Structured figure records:
(begin)

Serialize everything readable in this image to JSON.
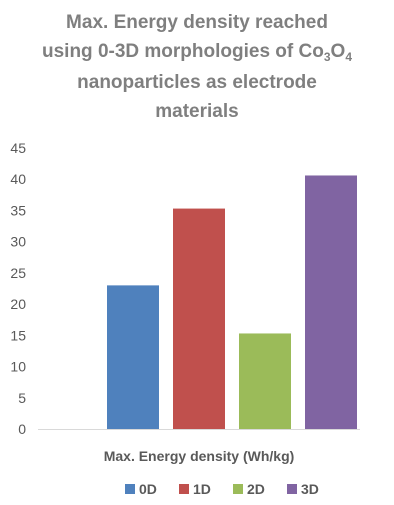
{
  "chart_data": {
    "type": "bar",
    "title_parts": [
      {
        "text": "Max. Energy density reached\nusing 0-3D morphologies of Co",
        "sub": false
      },
      {
        "text": "3",
        "sub": true
      },
      {
        "text": "O",
        "sub": false
      },
      {
        "text": "4",
        "sub": true
      },
      {
        "text": "\nnanoparticles as electrode\nmaterials",
        "sub": false
      }
    ],
    "categories": [
      "Max. Energy density (Wh/kg)"
    ],
    "xlabel": "Max. Energy density (Wh/kg)",
    "ylabel": "",
    "ylim": [
      0,
      45
    ],
    "yticks": [
      0,
      5,
      10,
      15,
      20,
      25,
      30,
      35,
      40,
      45
    ],
    "grid": false,
    "legend_position": "bottom",
    "series": [
      {
        "name": "0D",
        "values": [
          23
        ],
        "color": "#4f81bd"
      },
      {
        "name": "1D",
        "values": [
          35.3
        ],
        "color": "#c0504d"
      },
      {
        "name": "2D",
        "values": [
          15.3
        ],
        "color": "#9bbb59"
      },
      {
        "name": "3D",
        "values": [
          40.6
        ],
        "color": "#8064a2"
      }
    ]
  }
}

(end)

Required work:
Look through the material above. Copy each line where the word "Energy" appears.

Solution to this problem:
        "text": "Max. Energy density reached\nusing 0-3D morphologies of Co",
      "Max. Energy density (Wh/kg)"
    "xlabel": "Max. Energy density (Wh/kg)",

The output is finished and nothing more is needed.